## PROBLEM TO SOLVE:
Could you transcribe every record below exactly as written, leaving out any pictures?

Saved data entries
---*---

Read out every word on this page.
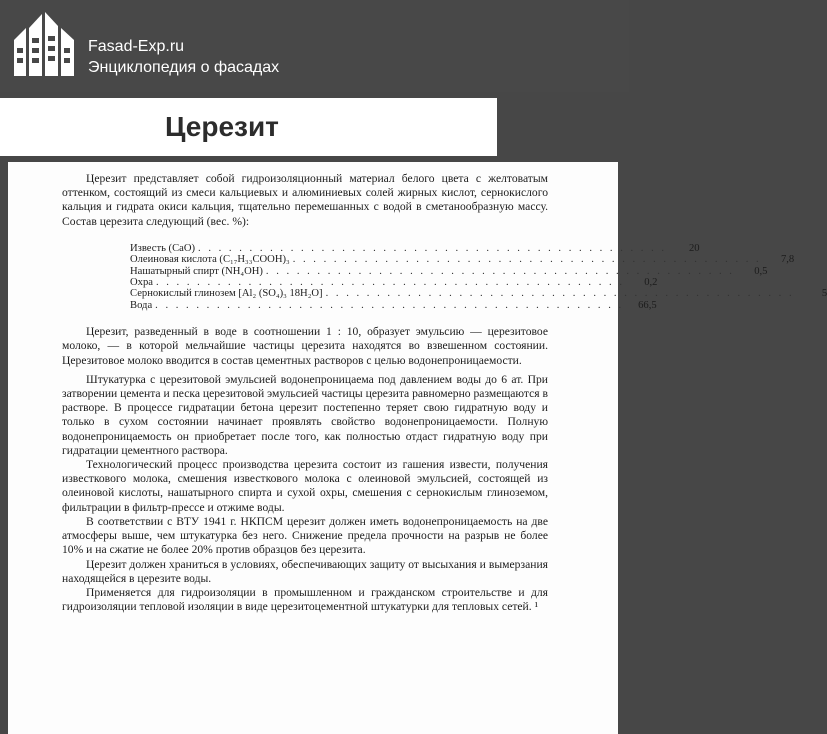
Fasad-Exp.ru
Энциклопедия о фасадах
Церезит

Церезит представляет собой гидроизоляционный материал белого цвета с желтоватым оттенком, состоящий из смеси кальциевых и алюминиевых солей жирных кислот, сернокислого кальция и гидрата окиси кальция, тщательно перемешанных с водой в сметанообразную массу. Состав церезита следующий (вес. %):

Известь (CaO) . . . . . . . . . . . . . . . . . . . . . . . . . . . . . . . . . . . . . . . . . . . . . .	20
Олеиновая кислота (C₁₇H₃₃COOH)₃ . . . . . . . . . . . . . . . . . . . . . . . . . . . . . . . . . . . . . . . . . . . . . .	7,8
Нашатырный спирт (NH₄OH) . . . . . . . . . . . . . . . . . . . . . . . . . . . . . . . . . . . . . . . . . . . . . .	0,5
Охра . . . . . . . . . . . . . . . . . . . . . . . . . . . . . . . . . . . . . . . . . . . . . .	0,2
Сернокислый глинозем [Al₂ (SO₄)₃ 18H₂O] . . . . . . . . . . . . . . . . . . . . . . . . . . . . . . . . . . . . . . . . . . . . . .	5
Вода . . . . . . . . . . . . . . . . . . . . . . . . . . . . . . . . . . . . . . . . . . . . . .	66,5

Церезит, разведенный в воде в соотношении 1 : 10, образует эмульсию — церезитовое молоко, — в которой мельчайшие частицы церезита находятся во взвешенном состоянии. Церезитовое молоко вводится в состав цементных растворов с целью водонепроницаемости.

Штукатурка с церезитовой эмульсией водонепроницаема под давлением воды до 6 ат. При затворении цемента и песка церезитовой эмульсией частицы церезита равномерно размещаются в растворе. В процессе гидратации бетона церезит постепенно теряет свою гидратную воду и только в сухом состоянии начинает проявлять свойство водонепроницаемости. Полную водонепроницаемость он приобретает после того, как полностью отдаст гидратную воду при гидратации цементного раствора.

Технологический процесс производства церезита состоит из гашения извести, получения известкового молока, смешения известкового молока с олеиновой эмульсией, состоящей из олеиновой кислоты, нашатырного спирта и сухой охры, смешения с сернокислым глиноземом, фильтрации в фильтр-прессе и отжиме воды.

В соответствии с ВТУ 1941 г. НКПСМ церезит должен иметь водонепроницаемость на две атмосферы выше, чем штукатурка без него. Снижение предела прочности на разрыв не более 10% и на сжатие не более 20% против образцов без церезита.

Церезит должен храниться в условиях, обеспечивающих защиту от высыхания и вымерзания находящейся в церезите воды.

Применяется для гидроизоляции в промышленном и гражданском строительстве и для гидроизоляции тепловой изоляции в виде церезитоцементной штукатурки для тепловых сетей. ¹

---*---

## SOLUTION:
Read out every word on this page.
Fasad-Exp.ru
Энциклопедия о фасадах
Церезит

Церезит представляет собой гидроизоляционный материал белого цвета с желтоватым оттенком, состоящий из смеси кальциевых и алюминиевых солей жирных кислот, сернокислого кальция и гидрата окиси кальция, тщательно перемешанных с водой в сметанообразную массу. Состав церезита следующий (вес. %):

Известь (CaO) . . . . . . . . . . . . . . . . . . . . . . . . . . . . . . . . . . . . . . . . . . . . . .	20
Олеиновая кислота (C₁₇H₃₃COOH)₃ . . . . . . . . . . . . . . . . . . . . . . . . . . . . . . . . . . . . . . . . . . . . . .	7,8
Нашатырный спирт (NH₄OH) . . . . . . . . . . . . . . . . . . . . . . . . . . . . . . . . . . . . . . . . . . . . . .	0,5
Охра . . . . . . . . . . . . . . . . . . . . . . . . . . . . . . . . . . . . . . . . . . . . . .	0,2
Сернокислый глинозем [Al₂ (SO₄)₃ 18H₂O] . . . . . . . . . . . . . . . . . . . . . . . . . . . . . . . . . . . . . . . . . . . . . .	5
Вода . . . . . . . . . . . . . . . . . . . . . . . . . . . . . . . . . . . . . . . . . . . . . .	66,5

Церезит, разведенный в воде в соотношении 1 : 10, образует эмульсию — церезитовое молоко, — в которой мельчайшие частицы церезита находятся во взвешенном состоянии. Церезитовое молоко вводится в состав цементных растворов с целью водонепроницаемости.

Штукатурка с церезитовой эмульсией водонепроницаема под давлением воды до 6 ат. При затворении цемента и песка церезитовой эмульсией частицы церезита равномерно размещаются в растворе. В процессе гидратации бетона церезит постепенно теряет свою гидратную воду и только в сухом состоянии начинает проявлять свойство водонепроницаемости. Полную водонепроницаемость он приобретает после того, как полностью отдаст гидратную воду при гидратации цементного раствора.

Технологический процесс производства церезита состоит из гашения извести, получения известкового молока, смешения известкового молока с олеиновой эмульсией, состоящей из олеиновой кислоты, нашатырного спирта и сухой охры, смешения с сернокислым глиноземом, фильтрации в фильтр-прессе и отжиме воды.

В соответствии с ВТУ 1941 г. НКПСМ церезит должен иметь водонепроницаемость на две атмосферы выше, чем штукатурка без него. Снижение предела прочности на разрыв не более 10% и на сжатие не более 20% против образцов без церезита.

Церезит должен храниться в условиях, обеспечивающих защиту от высыхания и вымерзания находящейся в церезите воды.

Применяется для гидроизоляции в промышленном и гражданском строительстве и для гидроизоляции тепловой изоляции в виде церезитоцементной штукатурки для тепловых сетей. ¹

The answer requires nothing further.